►

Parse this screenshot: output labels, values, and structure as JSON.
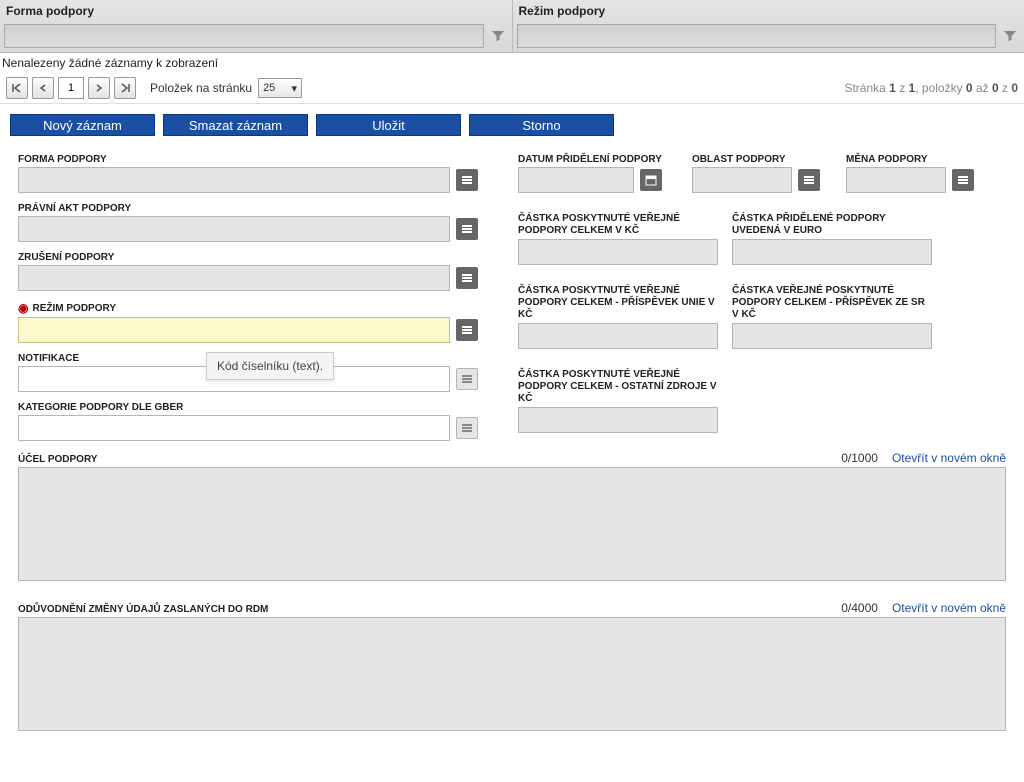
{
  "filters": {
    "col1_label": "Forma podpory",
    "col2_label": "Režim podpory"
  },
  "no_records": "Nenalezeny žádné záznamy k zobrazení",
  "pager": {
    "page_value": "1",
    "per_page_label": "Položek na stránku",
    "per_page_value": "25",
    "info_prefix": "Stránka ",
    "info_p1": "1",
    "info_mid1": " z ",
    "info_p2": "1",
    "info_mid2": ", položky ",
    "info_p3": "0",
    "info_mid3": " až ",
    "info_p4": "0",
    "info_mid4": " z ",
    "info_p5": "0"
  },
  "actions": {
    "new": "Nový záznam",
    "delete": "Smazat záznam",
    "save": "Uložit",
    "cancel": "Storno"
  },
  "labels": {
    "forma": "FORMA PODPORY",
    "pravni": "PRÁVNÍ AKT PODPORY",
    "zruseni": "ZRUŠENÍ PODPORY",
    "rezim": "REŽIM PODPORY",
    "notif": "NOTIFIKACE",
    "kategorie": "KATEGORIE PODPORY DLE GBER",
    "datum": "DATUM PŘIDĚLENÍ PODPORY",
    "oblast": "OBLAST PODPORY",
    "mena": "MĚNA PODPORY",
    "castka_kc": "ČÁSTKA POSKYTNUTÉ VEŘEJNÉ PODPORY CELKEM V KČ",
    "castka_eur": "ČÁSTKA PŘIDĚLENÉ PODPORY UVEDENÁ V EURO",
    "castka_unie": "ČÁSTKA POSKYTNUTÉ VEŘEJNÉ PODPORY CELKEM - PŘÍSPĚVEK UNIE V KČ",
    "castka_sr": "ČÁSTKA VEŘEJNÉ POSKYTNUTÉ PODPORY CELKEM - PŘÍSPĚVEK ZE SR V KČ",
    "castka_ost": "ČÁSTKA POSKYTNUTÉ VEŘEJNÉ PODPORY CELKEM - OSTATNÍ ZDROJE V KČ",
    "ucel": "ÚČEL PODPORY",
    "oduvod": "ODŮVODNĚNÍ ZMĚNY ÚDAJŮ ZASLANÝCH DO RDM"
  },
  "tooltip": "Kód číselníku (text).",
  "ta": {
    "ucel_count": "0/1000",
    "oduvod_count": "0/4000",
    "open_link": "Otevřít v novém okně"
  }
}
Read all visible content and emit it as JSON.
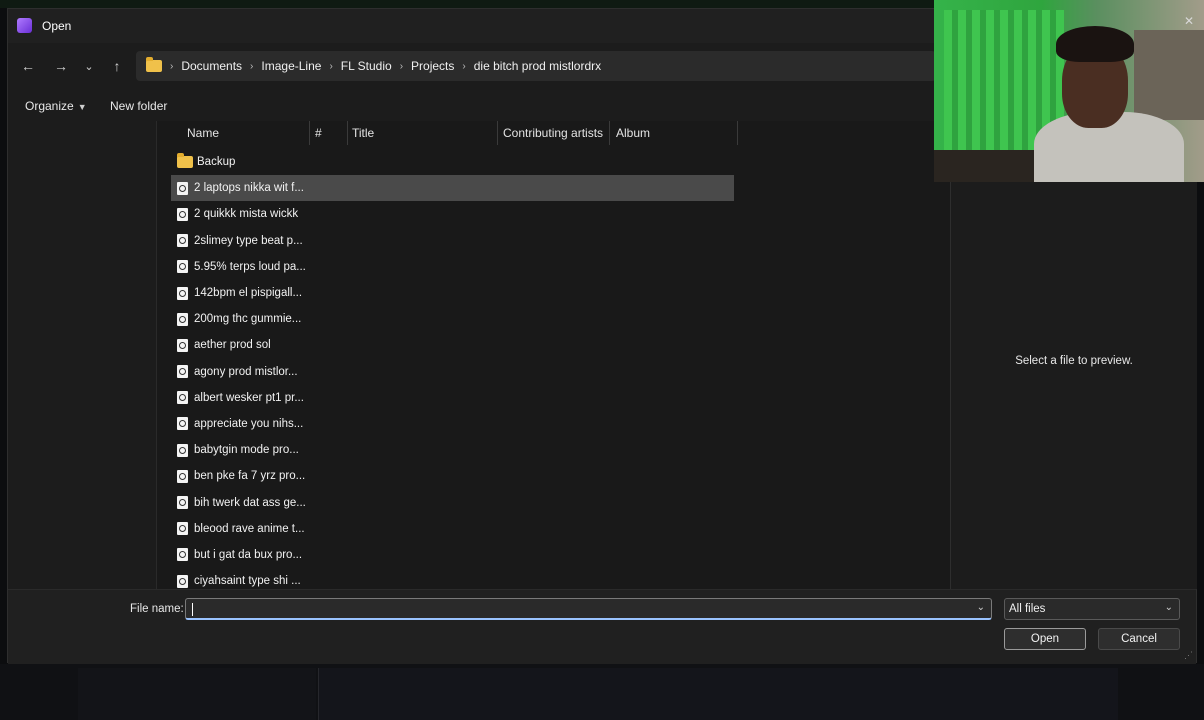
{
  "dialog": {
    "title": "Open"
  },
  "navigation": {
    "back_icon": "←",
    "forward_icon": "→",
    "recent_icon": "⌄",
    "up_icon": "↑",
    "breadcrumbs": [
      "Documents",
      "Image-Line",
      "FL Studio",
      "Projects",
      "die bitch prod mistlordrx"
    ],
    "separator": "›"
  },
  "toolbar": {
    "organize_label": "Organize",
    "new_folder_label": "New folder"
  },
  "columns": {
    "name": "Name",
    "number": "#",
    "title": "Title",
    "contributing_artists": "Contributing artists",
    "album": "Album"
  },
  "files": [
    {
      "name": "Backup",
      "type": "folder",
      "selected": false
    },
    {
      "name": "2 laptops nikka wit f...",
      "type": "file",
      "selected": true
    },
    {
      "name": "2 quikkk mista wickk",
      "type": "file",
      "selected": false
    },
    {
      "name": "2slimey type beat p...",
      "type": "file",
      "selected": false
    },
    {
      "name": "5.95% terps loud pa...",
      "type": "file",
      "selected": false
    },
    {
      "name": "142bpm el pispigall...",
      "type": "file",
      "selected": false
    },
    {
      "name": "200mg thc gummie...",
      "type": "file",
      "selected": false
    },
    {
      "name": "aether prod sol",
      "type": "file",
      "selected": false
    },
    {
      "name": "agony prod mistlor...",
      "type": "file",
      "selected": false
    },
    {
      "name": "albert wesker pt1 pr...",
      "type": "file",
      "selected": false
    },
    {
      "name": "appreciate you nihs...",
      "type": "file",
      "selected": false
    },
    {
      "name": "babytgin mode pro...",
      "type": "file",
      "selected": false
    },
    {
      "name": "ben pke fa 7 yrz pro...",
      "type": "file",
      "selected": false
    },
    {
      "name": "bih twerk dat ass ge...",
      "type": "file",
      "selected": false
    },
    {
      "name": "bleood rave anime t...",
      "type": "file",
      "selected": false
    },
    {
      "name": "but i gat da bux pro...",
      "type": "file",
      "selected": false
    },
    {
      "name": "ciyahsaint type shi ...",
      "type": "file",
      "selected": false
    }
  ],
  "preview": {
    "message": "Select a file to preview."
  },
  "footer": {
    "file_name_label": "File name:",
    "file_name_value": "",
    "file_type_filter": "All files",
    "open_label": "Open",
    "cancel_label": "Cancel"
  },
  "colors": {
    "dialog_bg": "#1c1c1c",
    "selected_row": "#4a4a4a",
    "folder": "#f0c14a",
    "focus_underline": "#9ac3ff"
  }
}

◄
►

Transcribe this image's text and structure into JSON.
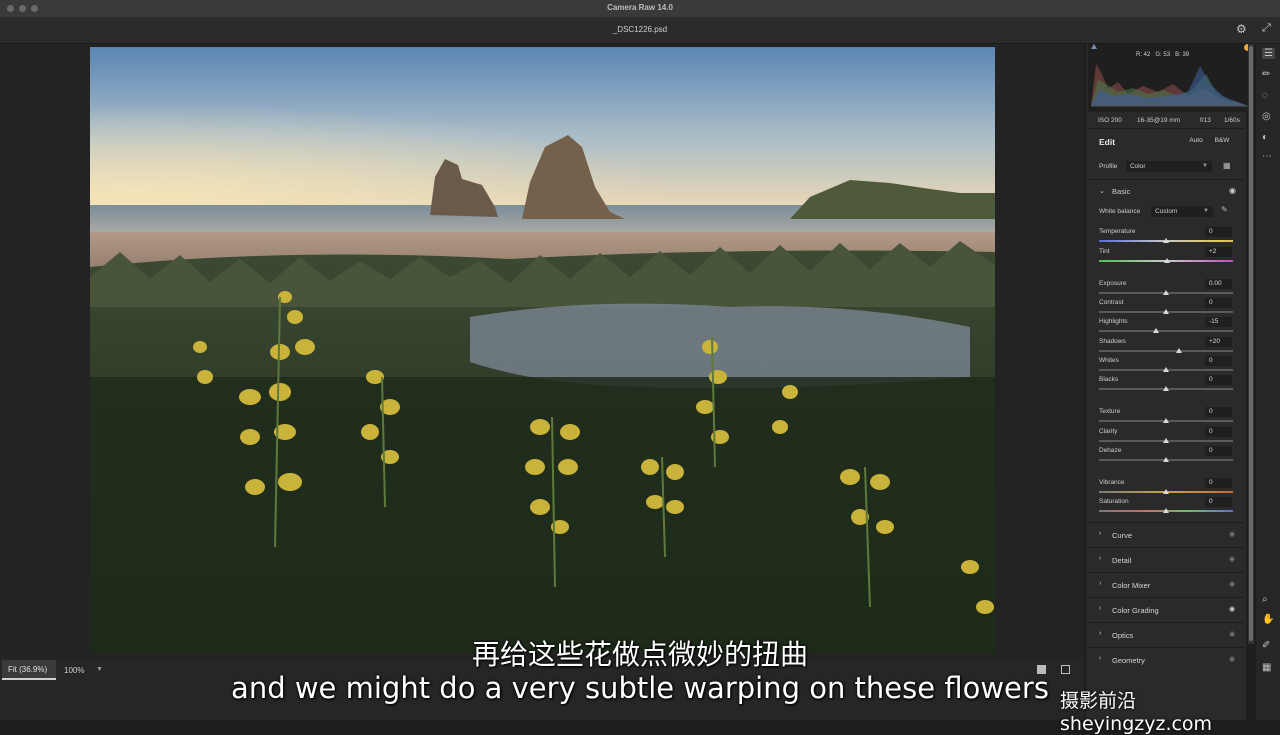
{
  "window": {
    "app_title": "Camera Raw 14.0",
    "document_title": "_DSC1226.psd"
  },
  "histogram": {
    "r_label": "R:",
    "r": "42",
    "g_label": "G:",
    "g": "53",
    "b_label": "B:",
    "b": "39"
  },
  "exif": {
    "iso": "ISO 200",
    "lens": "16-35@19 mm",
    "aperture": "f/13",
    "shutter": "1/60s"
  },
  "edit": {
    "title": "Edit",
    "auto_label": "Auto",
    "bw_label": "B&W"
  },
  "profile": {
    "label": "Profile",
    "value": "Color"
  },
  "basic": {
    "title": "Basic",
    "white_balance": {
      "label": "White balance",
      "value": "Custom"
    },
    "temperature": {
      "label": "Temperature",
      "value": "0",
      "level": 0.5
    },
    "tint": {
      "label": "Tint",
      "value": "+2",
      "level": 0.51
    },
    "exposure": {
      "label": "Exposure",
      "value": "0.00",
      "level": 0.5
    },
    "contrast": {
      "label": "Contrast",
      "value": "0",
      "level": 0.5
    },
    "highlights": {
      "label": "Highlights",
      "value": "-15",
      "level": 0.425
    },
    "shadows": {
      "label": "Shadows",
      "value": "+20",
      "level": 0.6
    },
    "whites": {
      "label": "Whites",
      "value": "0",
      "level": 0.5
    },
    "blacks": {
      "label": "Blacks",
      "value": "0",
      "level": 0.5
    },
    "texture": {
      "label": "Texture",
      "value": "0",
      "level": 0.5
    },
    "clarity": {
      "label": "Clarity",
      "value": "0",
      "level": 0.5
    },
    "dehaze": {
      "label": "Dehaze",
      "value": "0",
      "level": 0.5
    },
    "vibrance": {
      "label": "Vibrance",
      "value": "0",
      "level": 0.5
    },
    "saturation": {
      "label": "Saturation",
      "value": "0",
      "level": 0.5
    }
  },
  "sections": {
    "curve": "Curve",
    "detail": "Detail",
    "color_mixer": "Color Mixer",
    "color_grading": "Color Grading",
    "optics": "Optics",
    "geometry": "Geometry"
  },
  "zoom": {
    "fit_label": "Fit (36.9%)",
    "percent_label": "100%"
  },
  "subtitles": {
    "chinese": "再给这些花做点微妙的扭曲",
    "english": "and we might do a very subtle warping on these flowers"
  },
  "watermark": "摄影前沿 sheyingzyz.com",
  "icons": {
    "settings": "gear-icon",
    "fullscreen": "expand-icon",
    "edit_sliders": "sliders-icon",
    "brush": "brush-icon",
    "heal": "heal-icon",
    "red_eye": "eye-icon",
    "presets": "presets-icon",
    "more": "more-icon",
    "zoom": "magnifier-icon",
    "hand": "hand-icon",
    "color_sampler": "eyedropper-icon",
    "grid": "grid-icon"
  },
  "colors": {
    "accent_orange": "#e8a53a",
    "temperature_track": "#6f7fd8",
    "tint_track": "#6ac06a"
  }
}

◄

TASK REQUIREMENTS:
Pull out all lines in the data above that include "JSON".

WRITTEN SOLUTION:
Parse this screenshot: output labels, values, and structure as JSON.
Read all visible content and emit it as JSON.
Transcribe this image's text and structure into JSON.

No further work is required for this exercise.